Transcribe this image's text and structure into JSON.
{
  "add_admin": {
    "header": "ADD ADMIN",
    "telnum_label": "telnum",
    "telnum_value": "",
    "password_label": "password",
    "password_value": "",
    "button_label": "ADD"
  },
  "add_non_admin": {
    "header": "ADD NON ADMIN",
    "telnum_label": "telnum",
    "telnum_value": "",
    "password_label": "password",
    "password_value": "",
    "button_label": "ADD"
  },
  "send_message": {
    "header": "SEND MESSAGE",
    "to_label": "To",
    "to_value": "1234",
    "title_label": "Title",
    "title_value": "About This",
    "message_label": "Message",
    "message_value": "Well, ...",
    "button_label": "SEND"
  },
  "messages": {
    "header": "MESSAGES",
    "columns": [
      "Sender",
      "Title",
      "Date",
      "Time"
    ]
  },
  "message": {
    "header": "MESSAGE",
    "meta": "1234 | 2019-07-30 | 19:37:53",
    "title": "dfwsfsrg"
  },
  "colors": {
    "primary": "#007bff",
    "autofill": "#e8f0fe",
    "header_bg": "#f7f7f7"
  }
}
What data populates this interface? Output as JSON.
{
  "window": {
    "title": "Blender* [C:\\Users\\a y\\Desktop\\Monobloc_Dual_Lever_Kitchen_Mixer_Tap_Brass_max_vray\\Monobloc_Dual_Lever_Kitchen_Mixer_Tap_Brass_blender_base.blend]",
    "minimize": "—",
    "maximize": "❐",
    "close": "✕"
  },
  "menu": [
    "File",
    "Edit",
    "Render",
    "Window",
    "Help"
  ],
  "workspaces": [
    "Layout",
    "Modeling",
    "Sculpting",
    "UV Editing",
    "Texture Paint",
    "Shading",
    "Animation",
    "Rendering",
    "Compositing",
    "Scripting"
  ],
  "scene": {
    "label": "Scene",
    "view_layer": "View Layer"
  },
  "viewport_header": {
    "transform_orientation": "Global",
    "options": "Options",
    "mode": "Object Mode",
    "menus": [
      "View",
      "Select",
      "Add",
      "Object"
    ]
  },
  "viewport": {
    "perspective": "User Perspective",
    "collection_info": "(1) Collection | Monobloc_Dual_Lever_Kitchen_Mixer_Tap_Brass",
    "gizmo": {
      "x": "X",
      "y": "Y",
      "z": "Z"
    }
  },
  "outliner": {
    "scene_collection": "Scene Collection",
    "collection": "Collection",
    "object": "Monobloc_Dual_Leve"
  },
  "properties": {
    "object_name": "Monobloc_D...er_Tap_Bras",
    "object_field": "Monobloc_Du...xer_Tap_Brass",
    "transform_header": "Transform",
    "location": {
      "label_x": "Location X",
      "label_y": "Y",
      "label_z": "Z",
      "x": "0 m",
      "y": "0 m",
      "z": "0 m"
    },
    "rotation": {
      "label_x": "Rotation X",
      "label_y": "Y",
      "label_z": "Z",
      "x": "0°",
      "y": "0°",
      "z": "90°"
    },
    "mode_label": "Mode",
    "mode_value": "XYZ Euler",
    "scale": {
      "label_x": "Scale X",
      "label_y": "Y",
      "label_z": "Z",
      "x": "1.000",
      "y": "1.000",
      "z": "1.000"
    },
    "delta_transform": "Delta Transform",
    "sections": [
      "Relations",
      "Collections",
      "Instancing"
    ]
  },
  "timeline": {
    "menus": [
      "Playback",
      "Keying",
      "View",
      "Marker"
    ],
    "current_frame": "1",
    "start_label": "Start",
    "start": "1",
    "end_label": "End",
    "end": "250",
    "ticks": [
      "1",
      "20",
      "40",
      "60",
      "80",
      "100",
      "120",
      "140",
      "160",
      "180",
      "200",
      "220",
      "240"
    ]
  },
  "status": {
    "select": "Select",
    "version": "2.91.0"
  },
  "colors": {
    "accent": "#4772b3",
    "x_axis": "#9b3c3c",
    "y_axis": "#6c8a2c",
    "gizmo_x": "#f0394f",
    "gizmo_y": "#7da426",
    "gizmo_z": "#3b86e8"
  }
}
-=-=-
> WHAT IS NEEDED
Please repeat the listing exactly, with nothing left out.

> RESPONSE TO THE EXERCISE
Transcribe this image's text and structure into JSON.
{
  "add_admin": {
    "header": "ADD ADMIN",
    "telnum_label": "telnum",
    "telnum_value": "",
    "password_label": "password",
    "password_value": "",
    "button_label": "ADD"
  },
  "add_non_admin": {
    "header": "ADD NON ADMIN",
    "telnum_label": "telnum",
    "telnum_value": "",
    "password_label": "password",
    "password_value": "",
    "button_label": "ADD"
  },
  "send_message": {
    "header": "SEND MESSAGE",
    "to_label": "To",
    "to_value": "1234",
    "title_label": "Title",
    "title_value": "About This",
    "message_label": "Message",
    "message_value": "Well, ...",
    "button_label": "SEND"
  },
  "messages": {
    "header": "MESSAGES",
    "columns": [
      "Sender",
      "Title",
      "Date",
      "Time"
    ]
  },
  "message": {
    "header": "MESSAGE",
    "meta": "1234 | 2019-07-30 | 19:37:53",
    "title": "dfwsfsrg"
  },
  "colors": {
    "primary": "#007bff",
    "autofill": "#e8f0fe",
    "header_bg": "#f7f7f7"
  }
}
What data populates this interface? Output as JSON.
{
  "window": {
    "title": "Blender* [C:\\Users\\a y\\Desktop\\Monobloc_Dual_Lever_Kitchen_Mixer_Tap_Brass_max_vray\\Monobloc_Dual_Lever_Kitchen_Mixer_Tap_Brass_blender_base.blend]",
    "minimize": "—",
    "maximize": "❐",
    "close": "✕"
  },
  "menu": [
    "File",
    "Edit",
    "Render",
    "Window",
    "Help"
  ],
  "workspaces": [
    "Layout",
    "Modeling",
    "Sculpting",
    "UV Editing",
    "Texture Paint",
    "Shading",
    "Animation",
    "Rendering",
    "Compositing",
    "Scripting"
  ],
  "scene": {
    "label": "Scene",
    "view_layer": "View Layer"
  },
  "viewport_header": {
    "transform_orientation": "Global",
    "options": "Options",
    "mode": "Object Mode",
    "menus": [
      "View",
      "Select",
      "Add",
      "Object"
    ]
  },
  "viewport": {
    "perspective": "User Perspective",
    "collection_info": "(1) Collection | Monobloc_Dual_Lever_Kitchen_Mixer_Tap_Brass",
    "gizmo": {
      "x": "X",
      "y": "Y",
      "z": "Z"
    }
  },
  "outliner": {
    "scene_collection": "Scene Collection",
    "collection": "Collection",
    "object": "Monobloc_Dual_Leve"
  },
  "properties": {
    "object_name": "Monobloc_D...er_Tap_Bras",
    "object_field": "Monobloc_Du...xer_Tap_Brass",
    "transform_header": "Transform",
    "location": {
      "label_x": "Location X",
      "label_y": "Y",
      "label_z": "Z",
      "x": "0 m",
      "y": "0 m",
      "z": "0 m"
    },
    "rotation": {
      "label_x": "Rotation X",
      "label_y": "Y",
      "label_z": "Z",
      "x": "0°",
      "y": "0°",
      "z": "90°"
    },
    "mode_label": "Mode",
    "mode_value": "XYZ Euler",
    "scale": {
      "label_x": "Scale X",
      "label_y": "Y",
      "label_z": "Z",
      "x": "1.000",
      "y": "1.000",
      "z": "1.000"
    },
    "delta_transform": "Delta Transform",
    "sections": [
      "Relations",
      "Collections",
      "Instancing"
    ]
  },
  "timeline": {
    "menus": [
      "Playback",
      "Keying",
      "View",
      "Marker"
    ],
    "current_frame": "1",
    "start_label": "Start",
    "start": "1",
    "end_label": "End",
    "end": "250",
    "ticks": [
      "1",
      "20",
      "40",
      "60",
      "80",
      "100",
      "120",
      "140",
      "160",
      "180",
      "200",
      "220",
      "240"
    ]
  },
  "status": {
    "select": "Select",
    "version": "2.91.0"
  },
  "colors": {
    "accent": "#4772b3",
    "x_axis": "#9b3c3c",
    "y_axis": "#6c8a2c",
    "gizmo_x": "#f0394f",
    "gizmo_y": "#7da426",
    "gizmo_z": "#3b86e8"
  }
}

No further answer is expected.